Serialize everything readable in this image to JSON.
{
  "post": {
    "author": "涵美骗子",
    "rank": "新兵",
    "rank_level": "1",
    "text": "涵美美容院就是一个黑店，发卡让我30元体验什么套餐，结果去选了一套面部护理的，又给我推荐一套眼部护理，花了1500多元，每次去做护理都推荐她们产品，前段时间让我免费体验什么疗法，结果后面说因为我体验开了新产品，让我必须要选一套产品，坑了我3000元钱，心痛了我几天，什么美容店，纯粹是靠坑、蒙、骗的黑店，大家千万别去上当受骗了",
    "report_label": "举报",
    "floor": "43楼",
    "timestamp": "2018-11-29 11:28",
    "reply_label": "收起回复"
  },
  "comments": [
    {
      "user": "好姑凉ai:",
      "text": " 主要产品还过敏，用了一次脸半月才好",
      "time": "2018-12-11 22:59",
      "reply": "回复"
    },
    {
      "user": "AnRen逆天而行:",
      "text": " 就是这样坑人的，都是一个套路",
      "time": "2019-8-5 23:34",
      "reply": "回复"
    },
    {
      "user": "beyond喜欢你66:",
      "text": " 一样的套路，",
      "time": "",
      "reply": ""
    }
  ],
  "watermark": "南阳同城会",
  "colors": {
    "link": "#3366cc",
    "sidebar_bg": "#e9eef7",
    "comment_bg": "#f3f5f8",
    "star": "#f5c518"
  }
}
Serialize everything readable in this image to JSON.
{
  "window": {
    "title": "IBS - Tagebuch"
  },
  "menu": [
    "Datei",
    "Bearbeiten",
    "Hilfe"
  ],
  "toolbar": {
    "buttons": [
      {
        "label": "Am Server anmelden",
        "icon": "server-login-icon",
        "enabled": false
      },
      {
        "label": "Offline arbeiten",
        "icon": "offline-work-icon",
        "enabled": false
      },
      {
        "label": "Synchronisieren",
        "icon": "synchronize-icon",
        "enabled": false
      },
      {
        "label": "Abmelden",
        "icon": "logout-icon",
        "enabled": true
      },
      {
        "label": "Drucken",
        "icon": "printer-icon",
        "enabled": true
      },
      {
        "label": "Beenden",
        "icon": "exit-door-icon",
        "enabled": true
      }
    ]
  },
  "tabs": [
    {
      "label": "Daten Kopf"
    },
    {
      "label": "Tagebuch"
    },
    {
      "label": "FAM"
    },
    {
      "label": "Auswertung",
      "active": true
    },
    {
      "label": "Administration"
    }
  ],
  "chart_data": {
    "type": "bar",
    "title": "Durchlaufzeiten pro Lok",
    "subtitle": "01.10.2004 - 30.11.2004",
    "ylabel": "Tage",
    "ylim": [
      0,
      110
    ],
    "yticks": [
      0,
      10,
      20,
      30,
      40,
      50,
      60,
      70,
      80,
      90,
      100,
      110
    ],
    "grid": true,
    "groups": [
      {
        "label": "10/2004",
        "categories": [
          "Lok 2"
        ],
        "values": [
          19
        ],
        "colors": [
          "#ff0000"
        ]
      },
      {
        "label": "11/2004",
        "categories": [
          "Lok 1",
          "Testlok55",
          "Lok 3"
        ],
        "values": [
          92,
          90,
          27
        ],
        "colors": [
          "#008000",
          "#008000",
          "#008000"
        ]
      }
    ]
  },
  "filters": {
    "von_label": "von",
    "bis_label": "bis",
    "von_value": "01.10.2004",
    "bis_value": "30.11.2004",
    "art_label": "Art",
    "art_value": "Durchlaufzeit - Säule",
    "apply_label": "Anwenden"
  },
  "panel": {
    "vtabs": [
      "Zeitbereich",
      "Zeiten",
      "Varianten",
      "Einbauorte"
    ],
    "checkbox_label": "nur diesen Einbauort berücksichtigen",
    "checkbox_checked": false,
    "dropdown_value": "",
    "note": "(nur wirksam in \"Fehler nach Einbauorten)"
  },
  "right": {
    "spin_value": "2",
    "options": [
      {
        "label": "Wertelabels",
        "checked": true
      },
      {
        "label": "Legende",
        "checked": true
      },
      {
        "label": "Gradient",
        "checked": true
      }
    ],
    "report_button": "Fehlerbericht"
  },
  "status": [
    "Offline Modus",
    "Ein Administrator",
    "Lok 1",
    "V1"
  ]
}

◆ **Stated task**
Without omitting anything, output the entries exactly.

◆ **Completed exercise**
Serialize everything readable in this image to JSON.
{
  "post": {
    "author": "涵美骗子",
    "rank": "新兵",
    "rank_level": "1",
    "text": "涵美美容院就是一个黑店，发卡让我30元体验什么套餐，结果去选了一套面部护理的，又给我推荐一套眼部护理，花了1500多元，每次去做护理都推荐她们产品，前段时间让我免费体验什么疗法，结果后面说因为我体验开了新产品，让我必须要选一套产品，坑了我3000元钱，心痛了我几天，什么美容店，纯粹是靠坑、蒙、骗的黑店，大家千万别去上当受骗了",
    "report_label": "举报",
    "floor": "43楼",
    "timestamp": "2018-11-29 11:28",
    "reply_label": "收起回复"
  },
  "comments": [
    {
      "user": "好姑凉ai:",
      "text": " 主要产品还过敏，用了一次脸半月才好",
      "time": "2018-12-11 22:59",
      "reply": "回复"
    },
    {
      "user": "AnRen逆天而行:",
      "text": " 就是这样坑人的，都是一个套路",
      "time": "2019-8-5 23:34",
      "reply": "回复"
    },
    {
      "user": "beyond喜欢你66:",
      "text": " 一样的套路，",
      "time": "",
      "reply": ""
    }
  ],
  "watermark": "南阳同城会",
  "colors": {
    "link": "#3366cc",
    "sidebar_bg": "#e9eef7",
    "comment_bg": "#f3f5f8",
    "star": "#f5c518"
  }
}
Serialize everything readable in this image to JSON.
{
  "window": {
    "title": "IBS - Tagebuch"
  },
  "menu": [
    "Datei",
    "Bearbeiten",
    "Hilfe"
  ],
  "toolbar": {
    "buttons": [
      {
        "label": "Am Server anmelden",
        "icon": "server-login-icon",
        "enabled": false
      },
      {
        "label": "Offline arbeiten",
        "icon": "offline-work-icon",
        "enabled": false
      },
      {
        "label": "Synchronisieren",
        "icon": "synchronize-icon",
        "enabled": false
      },
      {
        "label": "Abmelden",
        "icon": "logout-icon",
        "enabled": true
      },
      {
        "label": "Drucken",
        "icon": "printer-icon",
        "enabled": true
      },
      {
        "label": "Beenden",
        "icon": "exit-door-icon",
        "enabled": true
      }
    ]
  },
  "tabs": [
    {
      "label": "Daten Kopf"
    },
    {
      "label": "Tagebuch"
    },
    {
      "label": "FAM"
    },
    {
      "label": "Auswertung",
      "active": true
    },
    {
      "label": "Administration"
    }
  ],
  "chart_data": {
    "type": "bar",
    "title": "Durchlaufzeiten pro Lok",
    "subtitle": "01.10.2004 - 30.11.2004",
    "ylabel": "Tage",
    "ylim": [
      0,
      110
    ],
    "yticks": [
      0,
      10,
      20,
      30,
      40,
      50,
      60,
      70,
      80,
      90,
      100,
      110
    ],
    "grid": true,
    "groups": [
      {
        "label": "10/2004",
        "categories": [
          "Lok 2"
        ],
        "values": [
          19
        ],
        "colors": [
          "#ff0000"
        ]
      },
      {
        "label": "11/2004",
        "categories": [
          "Lok 1",
          "Testlok55",
          "Lok 3"
        ],
        "values": [
          92,
          90,
          27
        ],
        "colors": [
          "#008000",
          "#008000",
          "#008000"
        ]
      }
    ]
  },
  "filters": {
    "von_label": "von",
    "bis_label": "bis",
    "von_value": "01.10.2004",
    "bis_value": "30.11.2004",
    "art_label": "Art",
    "art_value": "Durchlaufzeit - Säule",
    "apply_label": "Anwenden"
  },
  "panel": {
    "vtabs": [
      "Zeitbereich",
      "Zeiten",
      "Varianten",
      "Einbauorte"
    ],
    "checkbox_label": "nur diesen Einbauort berücksichtigen",
    "checkbox_checked": false,
    "dropdown_value": "",
    "note": "(nur wirksam in \"Fehler nach Einbauorten)"
  },
  "right": {
    "spin_value": "2",
    "options": [
      {
        "label": "Wertelabels",
        "checked": true
      },
      {
        "label": "Legende",
        "checked": true
      },
      {
        "label": "Gradient",
        "checked": true
      }
    ],
    "report_button": "Fehlerbericht"
  },
  "status": [
    "Offline Modus",
    "Ein Administrator",
    "Lok 1",
    "V1"
  ]
}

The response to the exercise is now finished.